Document segment:

Some of our favorite dividend payers belong to in the Dividend Aristocrats index. The dividend Aristocrats are an exclusive group of stocks that have paid and increased their dividends for at least 25 years and are part of the S&P 500. There are only 57 such stocks in this dividend index.

Other companies choose not to pay a dividend. Companies that are still growing need to use all available cash flow to fund future growth. Using capital to pay dividends might provide some income for shareholders, but it could come at the expense of growth.

One company that has not yet paid a dividend is Netflix (NFLX, Financial). Not paying a dividend hasn’t hurt Netflix’s share price as the stock has climbed more than nine-fold over the past six years.

Other technology names, such as Apple (AAPL) and Microsoft (MSFT), began paying a dividend once they have achieved quite a bit of growth. But investors hoping for a Netflix dividend are likely to be disappointed.

Business Overview

With almost 150 million subscribers in more than 190 countries, Netflix has become a worldwide leader in the media and entertainment sector. The company produces its own content while also providing second-run television shows and movies.

Netflix began its existence mailing out DVDs to subscribers, but now streams its programming through the internet. This has allowed subscribers to access a vast library of content from a click of a button. This has made it easier for the company to amass a large subscriber base.

From 2015 to 2018, Netflix’s revenue increased by an average of 33% year while earnings per share averaged 120% annual growth. Yet, the company still doesn’t pay a dividend.

That is because Netflix spends large amounts of cash on content each year in order to help grow the business.

Written task 1: From the records, copy verbatim the part that opens with the line containing "Patent image size: (854, 1254)." and closes with the line containing "The aluminum alloy plate 2 is at (707, 594).".

Material to process:

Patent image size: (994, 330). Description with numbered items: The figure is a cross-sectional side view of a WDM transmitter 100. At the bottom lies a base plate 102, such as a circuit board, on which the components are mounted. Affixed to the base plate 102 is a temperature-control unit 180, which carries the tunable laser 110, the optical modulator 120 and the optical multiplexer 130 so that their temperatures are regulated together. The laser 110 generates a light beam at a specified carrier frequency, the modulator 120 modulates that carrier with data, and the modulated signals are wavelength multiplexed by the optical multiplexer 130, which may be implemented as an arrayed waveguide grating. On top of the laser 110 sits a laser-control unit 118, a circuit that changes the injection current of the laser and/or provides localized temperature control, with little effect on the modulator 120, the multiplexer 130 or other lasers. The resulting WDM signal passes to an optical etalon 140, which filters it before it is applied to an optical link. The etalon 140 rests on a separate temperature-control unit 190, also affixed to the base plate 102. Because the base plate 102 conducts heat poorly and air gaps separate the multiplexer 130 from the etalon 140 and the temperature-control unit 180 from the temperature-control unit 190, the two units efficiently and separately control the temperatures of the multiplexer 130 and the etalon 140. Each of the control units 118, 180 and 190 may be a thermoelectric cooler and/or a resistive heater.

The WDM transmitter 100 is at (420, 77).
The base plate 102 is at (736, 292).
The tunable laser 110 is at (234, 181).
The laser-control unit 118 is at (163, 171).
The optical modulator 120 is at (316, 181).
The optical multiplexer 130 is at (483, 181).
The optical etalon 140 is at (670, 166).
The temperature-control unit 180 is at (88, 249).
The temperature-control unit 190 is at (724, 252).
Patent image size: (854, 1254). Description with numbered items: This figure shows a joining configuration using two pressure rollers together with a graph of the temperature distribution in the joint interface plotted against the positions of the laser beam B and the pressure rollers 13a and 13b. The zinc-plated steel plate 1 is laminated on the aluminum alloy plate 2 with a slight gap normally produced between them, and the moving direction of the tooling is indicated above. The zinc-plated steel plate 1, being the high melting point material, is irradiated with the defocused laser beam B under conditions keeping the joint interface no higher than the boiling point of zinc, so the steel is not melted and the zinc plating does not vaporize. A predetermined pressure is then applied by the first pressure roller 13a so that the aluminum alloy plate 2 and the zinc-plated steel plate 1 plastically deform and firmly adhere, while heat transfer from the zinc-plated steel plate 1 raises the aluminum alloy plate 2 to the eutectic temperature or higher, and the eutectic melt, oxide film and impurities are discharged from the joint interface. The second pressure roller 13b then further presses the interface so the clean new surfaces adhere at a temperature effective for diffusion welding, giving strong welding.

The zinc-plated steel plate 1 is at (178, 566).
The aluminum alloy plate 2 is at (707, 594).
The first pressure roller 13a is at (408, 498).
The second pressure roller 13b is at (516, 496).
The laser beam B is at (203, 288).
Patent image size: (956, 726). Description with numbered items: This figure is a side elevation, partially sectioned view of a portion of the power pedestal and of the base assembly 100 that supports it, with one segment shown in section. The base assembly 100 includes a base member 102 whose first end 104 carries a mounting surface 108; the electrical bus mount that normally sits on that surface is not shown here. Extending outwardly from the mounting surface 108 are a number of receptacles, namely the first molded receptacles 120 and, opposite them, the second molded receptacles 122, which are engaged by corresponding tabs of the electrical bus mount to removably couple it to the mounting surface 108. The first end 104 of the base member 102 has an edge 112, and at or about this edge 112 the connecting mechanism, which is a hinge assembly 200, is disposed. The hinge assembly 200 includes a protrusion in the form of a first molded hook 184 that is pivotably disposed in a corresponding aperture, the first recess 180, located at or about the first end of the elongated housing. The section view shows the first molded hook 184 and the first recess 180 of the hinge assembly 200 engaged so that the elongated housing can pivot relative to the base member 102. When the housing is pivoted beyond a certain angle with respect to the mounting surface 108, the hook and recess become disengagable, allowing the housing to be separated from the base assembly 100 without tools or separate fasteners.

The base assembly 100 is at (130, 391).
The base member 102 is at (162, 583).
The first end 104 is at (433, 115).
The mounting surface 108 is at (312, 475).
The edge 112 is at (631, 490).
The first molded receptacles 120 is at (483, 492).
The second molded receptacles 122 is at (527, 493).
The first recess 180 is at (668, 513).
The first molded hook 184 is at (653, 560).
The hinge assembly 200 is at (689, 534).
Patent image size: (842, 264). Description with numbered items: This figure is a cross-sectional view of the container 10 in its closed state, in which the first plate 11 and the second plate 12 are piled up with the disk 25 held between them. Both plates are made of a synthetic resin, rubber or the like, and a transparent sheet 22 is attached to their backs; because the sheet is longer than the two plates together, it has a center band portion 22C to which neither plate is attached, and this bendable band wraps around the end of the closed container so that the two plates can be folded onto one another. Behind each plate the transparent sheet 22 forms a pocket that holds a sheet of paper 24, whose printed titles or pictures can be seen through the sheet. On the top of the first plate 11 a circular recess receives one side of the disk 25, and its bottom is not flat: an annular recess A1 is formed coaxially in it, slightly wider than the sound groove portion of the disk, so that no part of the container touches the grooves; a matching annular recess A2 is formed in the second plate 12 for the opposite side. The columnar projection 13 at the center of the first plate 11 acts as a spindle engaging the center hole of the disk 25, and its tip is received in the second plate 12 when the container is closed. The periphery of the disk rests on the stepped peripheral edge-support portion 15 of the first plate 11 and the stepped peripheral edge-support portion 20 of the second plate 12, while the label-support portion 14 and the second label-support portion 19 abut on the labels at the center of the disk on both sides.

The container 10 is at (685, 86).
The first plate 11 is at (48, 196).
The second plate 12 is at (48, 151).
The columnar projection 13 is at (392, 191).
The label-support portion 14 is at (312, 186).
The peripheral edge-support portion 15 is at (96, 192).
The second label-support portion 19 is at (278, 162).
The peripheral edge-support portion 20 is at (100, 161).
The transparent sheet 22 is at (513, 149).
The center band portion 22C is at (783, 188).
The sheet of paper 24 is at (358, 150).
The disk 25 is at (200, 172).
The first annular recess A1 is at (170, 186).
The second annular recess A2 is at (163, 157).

Written task 2: Write the next part of the passage about Netflix and dividends, picking up after its final sentence.

Response 1:
Patent image size: (854, 1254). Description with numbered items: This figure shows a joining configuration using two pressure rollers together with a graph of the temperature distribution in the joint interface plotted against the positions of the laser beam B and the pressure rollers 13a and 13b. The zinc-plated steel plate 1 is laminated on the aluminum alloy plate 2 with a slight gap normally produced between them, and the moving direction of the tooling is indicated above. The zinc-plated steel plate 1, being the high melting point material, is irradiated with the defocused laser beam B under conditions keeping the joint interface no higher than the boiling point of zinc, so the steel is not melted and the zinc plating does not vaporize. A predetermined pressure is then applied by the first pressure roller 13a so that the aluminum alloy plate 2 and the zinc-plated steel plate 1 plastically deform and firmly adhere, while heat transfer from the zinc-plated steel plate 1 raises the aluminum alloy plate 2 to the eutectic temperature or higher, and the eutectic melt, oxide film and impurities are discharged from the joint interface. The second pressure roller 13b then further presses the interface so the clean new surfaces adhere at a temperature effective for diffusion welding, giving strong welding.

The zinc-plated steel plate 1 is at (178, 566).
The aluminum alloy plate 2 is at (707, 594).

Response 2:
Reason for paying a dividend

Part of the reason that companies pay shareholders a dividend is because dividends are an integral part of the company’s capital return programs. Investors in these companies hold shares for long periods of time because they know that, more likely than not, they are going to see their dividends increased every year. That expectation demands a commitment from companies to continue to do just that.

If the company were to stop increasing its dividend or, worse, cut it, then many shareholders would seek to sell their positions. This would likely cause the stock to decrease dramatically.

Many companies in the technology sector do not pay dividends because they need that capital to grow. Eventually, however, these companies, like Cisco Systems (CSCO), often begin initiating dividends because they have started to realize some of their growth potential and become more profitable. When this happens, shareholders start to demand a return of excess capital, which often comes in the form of dividends.

Dividends act as a natural ballast during a recession period where stock prices are falling. While dividends rarely ever completely offset a drop in share price, the income provides some relief for shareholders. This is especially true if shareholders choose to reinvest those dividends into a lower share price.

But Netflix is a growth company and in a much different phase of its business. Netflix needs all available capital to keep producing new content.

Last year alone, Netflix spent $13 billion on content, which was an increase of 33% from the previous year. Netflix might have to start relaying more on its original content as other providers pull its programming from the company. NBC is taking “The Office” back from Netflix in 2021 while Warner Media will be bringing “Friends” to HBO Max next spring. Both shows are among the most watch programming on Netflix.

In addition, there are many rival streaming services, such as Hulu and the upcoming launch of Disney+ in November, that compete with Netflix for subscribers.

It is very likely that Netflix will have to spend more on original content in the years to come in order to grow its subscriber base.

What are the odds of a Netflix dividend?

While there are valid reasons for paying a dividend, there are also reasons for a company not pay one. In order to pay (and raise) its dividend, a company must produce the appropriate amount of cash flow to do so. Companies that spend much of their cash flow, like Netflix does, are not likely to be in a position for return capital shareholders.

In 2018, Netflix earned $2.68 per share, the highest annual earnings-per-share in the past five years. An increase in profitability could, in theory, lead to a dividend, but Netflix continues to reinvest into its content.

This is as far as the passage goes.